* BRIEF *
Your task is to reproduce the material exactly.
* start SUPPLIED INFORMATION *
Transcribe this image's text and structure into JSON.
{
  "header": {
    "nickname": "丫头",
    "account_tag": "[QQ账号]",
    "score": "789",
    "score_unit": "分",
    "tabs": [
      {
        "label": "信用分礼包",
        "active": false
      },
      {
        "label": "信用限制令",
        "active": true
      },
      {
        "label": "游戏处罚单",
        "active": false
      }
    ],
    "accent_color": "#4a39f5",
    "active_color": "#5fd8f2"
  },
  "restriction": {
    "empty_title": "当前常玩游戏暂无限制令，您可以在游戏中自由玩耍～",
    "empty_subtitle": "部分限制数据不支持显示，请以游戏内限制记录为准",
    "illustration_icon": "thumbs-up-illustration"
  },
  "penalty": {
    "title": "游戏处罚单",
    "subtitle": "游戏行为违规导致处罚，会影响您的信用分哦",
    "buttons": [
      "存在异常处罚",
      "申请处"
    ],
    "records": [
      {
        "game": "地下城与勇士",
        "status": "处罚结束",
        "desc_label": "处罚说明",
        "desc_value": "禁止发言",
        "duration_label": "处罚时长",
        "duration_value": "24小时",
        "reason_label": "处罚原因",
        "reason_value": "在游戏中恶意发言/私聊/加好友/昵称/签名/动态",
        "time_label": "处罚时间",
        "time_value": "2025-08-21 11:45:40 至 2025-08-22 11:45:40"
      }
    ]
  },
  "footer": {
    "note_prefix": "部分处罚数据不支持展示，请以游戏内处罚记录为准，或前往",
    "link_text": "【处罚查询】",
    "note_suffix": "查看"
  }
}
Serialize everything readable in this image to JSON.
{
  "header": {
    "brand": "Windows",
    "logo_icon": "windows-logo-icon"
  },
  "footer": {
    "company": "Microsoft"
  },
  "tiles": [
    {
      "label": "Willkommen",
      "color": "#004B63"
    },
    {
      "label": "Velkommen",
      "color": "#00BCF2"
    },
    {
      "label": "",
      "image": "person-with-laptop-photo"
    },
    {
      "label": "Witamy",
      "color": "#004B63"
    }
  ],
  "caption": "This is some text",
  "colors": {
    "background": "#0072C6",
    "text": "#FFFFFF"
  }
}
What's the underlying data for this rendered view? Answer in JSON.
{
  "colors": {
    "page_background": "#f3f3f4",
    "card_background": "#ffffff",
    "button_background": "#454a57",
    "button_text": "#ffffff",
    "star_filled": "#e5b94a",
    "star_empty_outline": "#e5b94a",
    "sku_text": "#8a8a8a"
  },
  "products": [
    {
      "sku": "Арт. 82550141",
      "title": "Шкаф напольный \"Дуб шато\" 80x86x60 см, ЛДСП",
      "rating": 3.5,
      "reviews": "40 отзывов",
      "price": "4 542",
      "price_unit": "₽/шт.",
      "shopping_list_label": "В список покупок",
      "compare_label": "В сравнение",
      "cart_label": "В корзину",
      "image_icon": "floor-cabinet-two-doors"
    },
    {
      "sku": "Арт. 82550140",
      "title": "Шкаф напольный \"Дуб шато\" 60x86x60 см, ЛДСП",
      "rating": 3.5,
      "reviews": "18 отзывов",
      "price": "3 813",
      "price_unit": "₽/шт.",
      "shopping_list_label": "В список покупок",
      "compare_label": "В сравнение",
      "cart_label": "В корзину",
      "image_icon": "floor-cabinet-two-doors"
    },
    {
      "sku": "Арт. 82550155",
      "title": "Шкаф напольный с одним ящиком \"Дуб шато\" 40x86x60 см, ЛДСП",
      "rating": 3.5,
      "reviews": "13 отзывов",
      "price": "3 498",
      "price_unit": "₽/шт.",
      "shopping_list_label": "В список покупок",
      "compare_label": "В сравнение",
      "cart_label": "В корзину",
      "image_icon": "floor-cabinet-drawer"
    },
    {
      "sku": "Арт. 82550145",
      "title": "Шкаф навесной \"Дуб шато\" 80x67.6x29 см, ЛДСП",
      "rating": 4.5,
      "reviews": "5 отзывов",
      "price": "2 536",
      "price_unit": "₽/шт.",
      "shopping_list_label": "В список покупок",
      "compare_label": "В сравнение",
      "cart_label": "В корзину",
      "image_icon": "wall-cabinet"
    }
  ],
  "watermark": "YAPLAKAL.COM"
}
* end SUPPLIED INFORMATION *
* RESULT *
Transcribe this image's text and structure into JSON.
{
  "header": {
    "nickname": "丫头",
    "account_tag": "[QQ账号]",
    "score": "789",
    "score_unit": "分",
    "tabs": [
      {
        "label": "信用分礼包",
        "active": false
      },
      {
        "label": "信用限制令",
        "active": true
      },
      {
        "label": "游戏处罚单",
        "active": false
      }
    ],
    "accent_color": "#4a39f5",
    "active_color": "#5fd8f2"
  },
  "restriction": {
    "empty_title": "当前常玩游戏暂无限制令，您可以在游戏中自由玩耍～",
    "empty_subtitle": "部分限制数据不支持显示，请以游戏内限制记录为准",
    "illustration_icon": "thumbs-up-illustration"
  },
  "penalty": {
    "title": "游戏处罚单",
    "subtitle": "游戏行为违规导致处罚，会影响您的信用分哦",
    "buttons": [
      "存在异常处罚",
      "申请处"
    ],
    "records": [
      {
        "game": "地下城与勇士",
        "status": "处罚结束",
        "desc_label": "处罚说明",
        "desc_value": "禁止发言",
        "duration_label": "处罚时长",
        "duration_value": "24小时",
        "reason_label": "处罚原因",
        "reason_value": "在游戏中恶意发言/私聊/加好友/昵称/签名/动态",
        "time_label": "处罚时间",
        "time_value": "2025-08-21 11:45:40 至 2025-08-22 11:45:40"
      }
    ]
  },
  "footer": {
    "note_prefix": "部分处罚数据不支持展示，请以游戏内处罚记录为准，或前往",
    "link_text": "【处罚查询】",
    "note_suffix": "查看"
  }
}
Serialize everything readable in this image to JSON.
{
  "header": {
    "brand": "Windows",
    "logo_icon": "windows-logo-icon"
  },
  "footer": {
    "company": "Microsoft"
  },
  "tiles": [
    {
      "label": "Willkommen",
      "color": "#004B63"
    },
    {
      "label": "Velkommen",
      "color": "#00BCF2"
    },
    {
      "label": "",
      "image": "person-with-laptop-photo"
    },
    {
      "label": "Witamy",
      "color": "#004B63"
    }
  ],
  "caption": "This is some text",
  "colors": {
    "background": "#0072C6",
    "text": "#FFFFFF"
  }
}
What's the underlying data for this rendered view? Answer in JSON.
{
  "colors": {
    "page_background": "#f3f3f4",
    "card_background": "#ffffff",
    "button_background": "#454a57",
    "button_text": "#ffffff",
    "star_filled": "#e5b94a",
    "star_empty_outline": "#e5b94a",
    "sku_text": "#8a8a8a"
  },
  "products": [
    {
      "sku": "Арт. 82550141",
      "title": "Шкаф напольный \"Дуб шато\" 80x86x60 см, ЛДСП",
      "rating": 3.5,
      "reviews": "40 отзывов",
      "price": "4 542",
      "price_unit": "₽/шт.",
      "shopping_list_label": "В список покупок",
      "compare_label": "В сравнение",
      "cart_label": "В корзину",
      "image_icon": "floor-cabinet-two-doors"
    },
    {
      "sku": "Арт. 82550140",
      "title": "Шкаф напольный \"Дуб шато\" 60x86x60 см, ЛДСП",
      "rating": 3.5,
      "reviews": "18 отзывов",
      "price": "3 813",
      "price_unit": "₽/шт.",
      "shopping_list_label": "В список покупок",
      "compare_label": "В сравнение",
      "cart_label": "В корзину",
      "image_icon": "floor-cabinet-two-doors"
    },
    {
      "sku": "Арт. 82550155",
      "title": "Шкаф напольный с одним ящиком \"Дуб шато\" 40x86x60 см, ЛДСП",
      "rating": 3.5,
      "reviews": "13 отзывов",
      "price": "3 498",
      "price_unit": "₽/шт.",
      "shopping_list_label": "В список покупок",
      "compare_label": "В сравнение",
      "cart_label": "В корзину",
      "image_icon": "floor-cabinet-drawer"
    },
    {
      "sku": "Арт. 82550145",
      "title": "Шкаф навесной \"Дуб шато\" 80x67.6x29 см, ЛДСП",
      "rating": 4.5,
      "reviews": "5 отзывов",
      "price": "2 536",
      "price_unit": "₽/шт.",
      "shopping_list_label": "В список покупок",
      "compare_label": "В сравнение",
      "cart_label": "В корзину",
      "image_icon": "wall-cabinet"
    }
  ],
  "watermark": "YAPLAKAL.COM"
}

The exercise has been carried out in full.